Short task: Write out every one of the records below word for word, without changing anything.
╔══
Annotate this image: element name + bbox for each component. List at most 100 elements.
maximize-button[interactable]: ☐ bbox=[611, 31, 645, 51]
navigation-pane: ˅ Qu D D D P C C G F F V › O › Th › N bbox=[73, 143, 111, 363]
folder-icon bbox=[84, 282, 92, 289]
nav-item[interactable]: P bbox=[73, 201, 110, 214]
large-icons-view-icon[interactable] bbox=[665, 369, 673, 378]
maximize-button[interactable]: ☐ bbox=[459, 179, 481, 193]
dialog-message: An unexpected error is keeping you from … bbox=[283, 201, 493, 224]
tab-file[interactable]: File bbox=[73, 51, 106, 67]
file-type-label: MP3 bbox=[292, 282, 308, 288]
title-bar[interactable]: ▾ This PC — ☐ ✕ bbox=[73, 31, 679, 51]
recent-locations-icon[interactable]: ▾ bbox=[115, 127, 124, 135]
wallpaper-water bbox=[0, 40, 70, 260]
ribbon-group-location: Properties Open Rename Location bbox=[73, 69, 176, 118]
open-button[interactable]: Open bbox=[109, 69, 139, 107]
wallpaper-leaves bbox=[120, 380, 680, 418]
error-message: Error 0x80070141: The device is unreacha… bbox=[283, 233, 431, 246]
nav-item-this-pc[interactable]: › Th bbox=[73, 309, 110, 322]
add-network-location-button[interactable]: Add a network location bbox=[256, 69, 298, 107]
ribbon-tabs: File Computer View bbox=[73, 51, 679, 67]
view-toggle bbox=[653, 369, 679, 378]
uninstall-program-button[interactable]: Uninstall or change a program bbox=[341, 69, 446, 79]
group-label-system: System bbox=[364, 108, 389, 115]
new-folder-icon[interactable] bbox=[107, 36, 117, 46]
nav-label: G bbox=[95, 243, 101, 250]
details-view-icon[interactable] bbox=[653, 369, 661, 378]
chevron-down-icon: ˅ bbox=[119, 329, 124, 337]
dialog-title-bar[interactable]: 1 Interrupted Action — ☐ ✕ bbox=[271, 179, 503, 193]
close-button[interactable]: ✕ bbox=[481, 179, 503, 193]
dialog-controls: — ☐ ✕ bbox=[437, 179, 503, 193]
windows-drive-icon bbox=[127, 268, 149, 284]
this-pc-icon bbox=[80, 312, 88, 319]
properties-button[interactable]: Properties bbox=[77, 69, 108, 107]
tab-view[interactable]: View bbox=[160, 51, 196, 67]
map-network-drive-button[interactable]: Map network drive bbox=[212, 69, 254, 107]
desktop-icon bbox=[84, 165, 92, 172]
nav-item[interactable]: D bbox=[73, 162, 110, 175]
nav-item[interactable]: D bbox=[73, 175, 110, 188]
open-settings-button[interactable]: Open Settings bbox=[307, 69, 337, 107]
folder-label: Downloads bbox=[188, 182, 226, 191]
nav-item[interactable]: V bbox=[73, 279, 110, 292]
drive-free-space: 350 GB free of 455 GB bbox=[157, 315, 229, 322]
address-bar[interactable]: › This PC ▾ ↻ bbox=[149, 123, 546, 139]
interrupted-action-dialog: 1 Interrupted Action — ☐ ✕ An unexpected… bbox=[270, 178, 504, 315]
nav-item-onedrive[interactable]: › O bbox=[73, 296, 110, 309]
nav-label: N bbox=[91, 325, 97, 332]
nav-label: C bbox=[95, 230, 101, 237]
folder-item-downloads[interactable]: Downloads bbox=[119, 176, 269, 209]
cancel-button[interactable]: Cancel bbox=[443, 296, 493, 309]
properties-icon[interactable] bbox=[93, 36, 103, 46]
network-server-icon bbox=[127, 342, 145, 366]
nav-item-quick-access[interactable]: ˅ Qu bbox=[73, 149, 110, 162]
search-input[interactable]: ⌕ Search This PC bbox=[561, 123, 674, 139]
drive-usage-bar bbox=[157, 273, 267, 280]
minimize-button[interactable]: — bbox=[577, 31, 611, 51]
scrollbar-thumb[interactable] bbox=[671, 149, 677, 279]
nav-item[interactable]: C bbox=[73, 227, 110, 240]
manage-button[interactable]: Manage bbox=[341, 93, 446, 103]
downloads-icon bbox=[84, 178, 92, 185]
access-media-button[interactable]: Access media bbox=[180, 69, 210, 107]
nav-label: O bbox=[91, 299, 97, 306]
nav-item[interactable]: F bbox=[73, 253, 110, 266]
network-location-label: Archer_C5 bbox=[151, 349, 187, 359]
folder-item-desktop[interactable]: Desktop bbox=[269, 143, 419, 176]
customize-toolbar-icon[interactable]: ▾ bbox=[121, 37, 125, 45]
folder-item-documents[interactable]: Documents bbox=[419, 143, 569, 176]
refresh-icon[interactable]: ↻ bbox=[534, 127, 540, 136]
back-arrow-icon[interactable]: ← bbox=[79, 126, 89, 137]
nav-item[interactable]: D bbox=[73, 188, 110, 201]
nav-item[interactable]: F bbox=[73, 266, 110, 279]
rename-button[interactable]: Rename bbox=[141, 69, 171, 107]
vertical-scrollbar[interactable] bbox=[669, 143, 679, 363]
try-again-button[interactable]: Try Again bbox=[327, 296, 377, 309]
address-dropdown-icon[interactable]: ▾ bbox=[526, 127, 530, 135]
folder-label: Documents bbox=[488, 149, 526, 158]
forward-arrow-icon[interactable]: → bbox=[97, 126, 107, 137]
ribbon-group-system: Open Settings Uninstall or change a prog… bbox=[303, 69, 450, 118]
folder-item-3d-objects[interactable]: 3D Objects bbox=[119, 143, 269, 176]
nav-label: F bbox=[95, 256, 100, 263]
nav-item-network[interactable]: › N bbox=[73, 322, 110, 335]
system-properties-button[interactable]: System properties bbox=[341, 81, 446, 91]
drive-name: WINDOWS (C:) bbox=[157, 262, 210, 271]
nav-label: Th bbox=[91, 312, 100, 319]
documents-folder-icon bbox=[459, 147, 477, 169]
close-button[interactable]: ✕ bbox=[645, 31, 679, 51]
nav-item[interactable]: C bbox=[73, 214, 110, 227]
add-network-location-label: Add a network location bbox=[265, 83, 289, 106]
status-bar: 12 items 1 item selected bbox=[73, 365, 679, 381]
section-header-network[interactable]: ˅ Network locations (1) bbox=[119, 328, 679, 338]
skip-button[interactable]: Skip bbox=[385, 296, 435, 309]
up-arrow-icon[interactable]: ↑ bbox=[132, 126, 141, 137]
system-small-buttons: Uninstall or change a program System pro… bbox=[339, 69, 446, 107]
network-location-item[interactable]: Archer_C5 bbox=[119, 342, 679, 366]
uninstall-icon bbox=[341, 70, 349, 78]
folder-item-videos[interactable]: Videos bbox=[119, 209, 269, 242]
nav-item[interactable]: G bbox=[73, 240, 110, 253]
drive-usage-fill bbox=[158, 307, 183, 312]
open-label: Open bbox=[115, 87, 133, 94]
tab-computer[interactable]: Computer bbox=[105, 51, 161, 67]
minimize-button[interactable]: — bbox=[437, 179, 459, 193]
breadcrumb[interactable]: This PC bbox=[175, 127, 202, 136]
╚══
Reply to the exercise:
Annotate this image: element name + bbox for each component. List at most 100 elements.
maximize-button[interactable]: ☐ bbox=[611, 31, 645, 51]
navigation-pane: ˅ Qu D D D P C C G F F V › O › Th › N bbox=[73, 143, 111, 363]
folder-icon bbox=[84, 282, 92, 289]
nav-item[interactable]: P bbox=[73, 201, 110, 214]
large-icons-view-icon[interactable] bbox=[665, 369, 673, 378]
maximize-button[interactable]: ☐ bbox=[459, 179, 481, 193]
dialog-message: An unexpected error is keeping you from … bbox=[283, 201, 493, 224]
tab-file[interactable]: File bbox=[73, 51, 106, 67]
file-type-label: MP3 bbox=[292, 282, 308, 288]
title-bar[interactable]: ▾ This PC — ☐ ✕ bbox=[73, 31, 679, 51]
recent-locations-icon[interactable]: ▾ bbox=[115, 127, 124, 135]
wallpaper-water bbox=[0, 40, 70, 260]
ribbon-group-location: Properties Open Rename Location bbox=[73, 69, 176, 118]
open-button[interactable]: Open bbox=[109, 69, 139, 107]
wallpaper-leaves bbox=[120, 380, 680, 418]
error-message: Error 0x80070141: The device is unreacha… bbox=[283, 233, 431, 246]
nav-item-this-pc[interactable]: › Th bbox=[73, 309, 110, 322]
add-network-location-button[interactable]: Add a network location bbox=[256, 69, 298, 107]
ribbon-tabs: File Computer View bbox=[73, 51, 679, 67]
view-toggle bbox=[653, 369, 679, 378]
uninstall-program-button[interactable]: Uninstall or change a program bbox=[341, 69, 446, 79]
group-label-system: System bbox=[364, 108, 389, 115]
new-folder-icon[interactable] bbox=[107, 36, 117, 46]
nav-label: G bbox=[95, 243, 101, 250]
details-view-icon[interactable] bbox=[653, 369, 661, 378]
chevron-down-icon: ˅ bbox=[119, 329, 124, 337]
dialog-title-bar[interactable]: 1 Interrupted Action — ☐ ✕ bbox=[271, 179, 503, 193]
close-button[interactable]: ✕ bbox=[481, 179, 503, 193]
dialog-controls: — ☐ ✕ bbox=[437, 179, 503, 193]
windows-drive-icon bbox=[127, 268, 149, 284]
this-pc-icon bbox=[80, 312, 88, 319]
properties-button[interactable]: Properties bbox=[77, 69, 108, 107]
tab-view[interactable]: View bbox=[160, 51, 196, 67]
map-network-drive-button[interactable]: Map network drive bbox=[212, 69, 254, 107]
desktop-icon bbox=[84, 165, 92, 172]
nav-item[interactable]: D bbox=[73, 162, 110, 175]
nav-item[interactable]: D bbox=[73, 175, 110, 188]
open-settings-button[interactable]: Open Settings bbox=[307, 69, 337, 107]
folder-label: Downloads bbox=[188, 182, 226, 191]
nav-item[interactable]: V bbox=[73, 279, 110, 292]
drive-free-space: 350 GB free of 455 GB bbox=[157, 315, 229, 322]
address-bar[interactable]: › This PC ▾ ↻ bbox=[149, 123, 546, 139]
interrupted-action-dialog: 1 Interrupted Action — ☐ ✕ An unexpected… bbox=[270, 178, 504, 315]
nav-item-onedrive[interactable]: › O bbox=[73, 296, 110, 309]
nav-label: N bbox=[91, 325, 97, 332]
nav-label: C bbox=[95, 230, 101, 237]
folder-item-downloads[interactable]: Downloads bbox=[119, 176, 269, 209]
cancel-button[interactable]: Cancel bbox=[443, 296, 493, 309]
properties-icon[interactable] bbox=[93, 36, 103, 46]
network-server-icon bbox=[127, 342, 145, 366]
nav-item-quick-access[interactable]: ˅ Qu bbox=[73, 149, 110, 162]
search-input[interactable]: ⌕ Search This PC bbox=[561, 123, 674, 139]
drive-usage-bar bbox=[157, 273, 267, 280]
minimize-button[interactable]: — bbox=[577, 31, 611, 51]
scrollbar-thumb[interactable] bbox=[671, 149, 677, 279]
nav-item[interactable]: C bbox=[73, 227, 110, 240]
manage-button[interactable]: Manage bbox=[341, 93, 446, 103]
downloads-icon bbox=[84, 178, 92, 185]
access-media-button[interactable]: Access media bbox=[180, 69, 210, 107]
nav-label: O bbox=[91, 299, 97, 306]
nav-item[interactable]: F bbox=[73, 253, 110, 266]
network-location-label: Archer_C5 bbox=[151, 349, 187, 359]
folder-item-desktop[interactable]: Desktop bbox=[269, 143, 419, 176]
customize-toolbar-icon[interactable]: ▾ bbox=[121, 37, 125, 45]
folder-item-documents[interactable]: Documents bbox=[419, 143, 569, 176]
refresh-icon[interactable]: ↻ bbox=[534, 127, 540, 136]
back-arrow-icon[interactable]: ← bbox=[79, 126, 89, 137]
nav-item[interactable]: D bbox=[73, 188, 110, 201]
nav-item[interactable]: F bbox=[73, 266, 110, 279]
rename-button[interactable]: Rename bbox=[141, 69, 171, 107]
vertical-scrollbar[interactable] bbox=[669, 143, 679, 363]
try-again-button[interactable]: Try Again bbox=[327, 296, 377, 309]
address-dropdown-icon[interactable]: ▾ bbox=[526, 127, 530, 135]
folder-label: Documents bbox=[488, 149, 526, 158]
forward-arrow-icon[interactable]: → bbox=[97, 126, 107, 137]
ribbon-group-system: Open Settings Uninstall or change a prog… bbox=[303, 69, 450, 118]
folder-item-3d-objects[interactable]: 3D Objects bbox=[119, 143, 269, 176]
nav-label: F bbox=[95, 256, 100, 263]
nav-item-network[interactable]: › N bbox=[73, 322, 110, 335]
system-properties-button[interactable]: System properties bbox=[341, 81, 446, 91]
drive-name: WINDOWS (C:) bbox=[157, 262, 210, 271]
nav-label: Th bbox=[91, 312, 100, 319]
documents-folder-icon bbox=[459, 147, 477, 169]
close-button[interactable]: ✕ bbox=[645, 31, 679, 51]
nav-item[interactable]: C bbox=[73, 214, 110, 227]
add-network-location-label: Add a network location bbox=[265, 83, 289, 106]
status-bar: 12 items 1 item selected bbox=[73, 365, 679, 381]
section-header-network[interactable]: ˅ Network locations (1) bbox=[119, 328, 679, 338]
skip-button[interactable]: Skip bbox=[385, 296, 435, 309]
up-arrow-icon[interactable]: ↑ bbox=[132, 126, 141, 137]
system-small-buttons: Uninstall or change a program System pro… bbox=[339, 69, 446, 107]
network-location-item[interactable]: Archer_C5 bbox=[119, 342, 679, 366]
uninstall-icon bbox=[341, 70, 349, 78]
folder-item-videos[interactable]: Videos bbox=[119, 209, 269, 242]
nav-item[interactable]: G bbox=[73, 240, 110, 253]
drive-usage-fill bbox=[158, 307, 183, 312]
open-label: Open bbox=[115, 87, 133, 94]
tab-computer[interactable]: Computer bbox=[105, 51, 161, 67]
minimize-button[interactable]: — bbox=[437, 179, 459, 193]
breadcrumb[interactable]: This PC bbox=[175, 127, 202, 136]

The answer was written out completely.